#### What you will do
What lines of the data hold the string "icon"? Pull each one out.

#### The records
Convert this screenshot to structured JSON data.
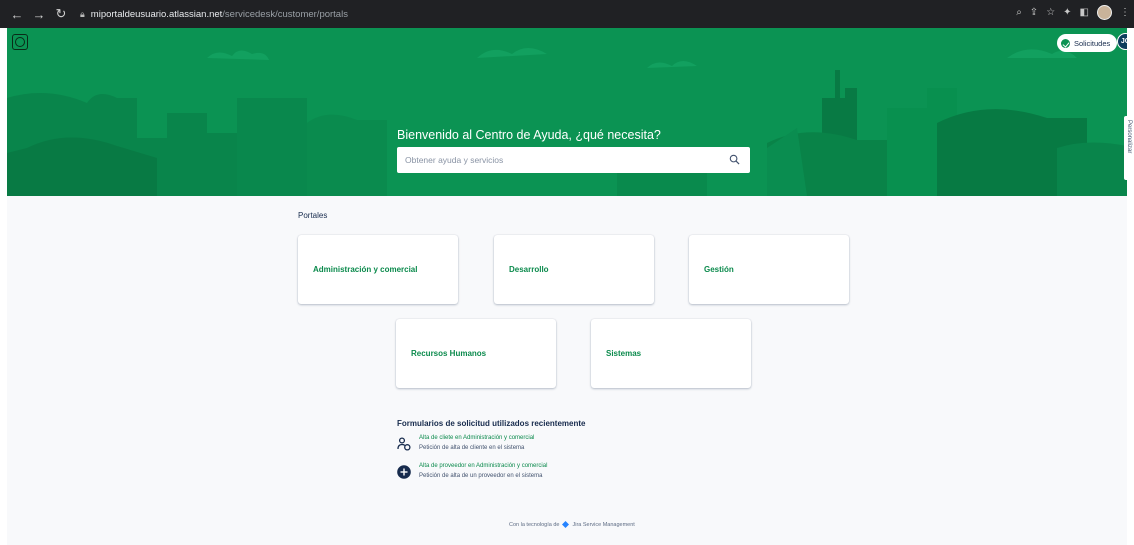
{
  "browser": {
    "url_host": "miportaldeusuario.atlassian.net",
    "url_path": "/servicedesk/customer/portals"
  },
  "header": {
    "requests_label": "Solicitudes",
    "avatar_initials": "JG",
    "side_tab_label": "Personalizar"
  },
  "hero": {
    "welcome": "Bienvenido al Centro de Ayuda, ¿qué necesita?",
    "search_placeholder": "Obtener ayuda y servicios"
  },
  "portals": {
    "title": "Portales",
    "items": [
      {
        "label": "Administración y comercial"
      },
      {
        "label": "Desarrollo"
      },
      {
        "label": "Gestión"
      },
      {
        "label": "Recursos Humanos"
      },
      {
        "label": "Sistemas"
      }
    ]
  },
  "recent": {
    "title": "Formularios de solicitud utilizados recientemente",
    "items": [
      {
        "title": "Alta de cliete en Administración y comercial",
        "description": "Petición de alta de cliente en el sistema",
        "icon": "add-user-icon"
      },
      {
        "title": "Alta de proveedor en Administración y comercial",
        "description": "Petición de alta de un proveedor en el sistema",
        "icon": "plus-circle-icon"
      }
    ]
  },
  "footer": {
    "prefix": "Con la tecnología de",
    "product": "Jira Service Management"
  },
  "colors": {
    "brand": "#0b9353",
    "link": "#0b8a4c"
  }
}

#### Task solution
        "icon": "add-user-icon"
        "icon": "plus-circle-icon"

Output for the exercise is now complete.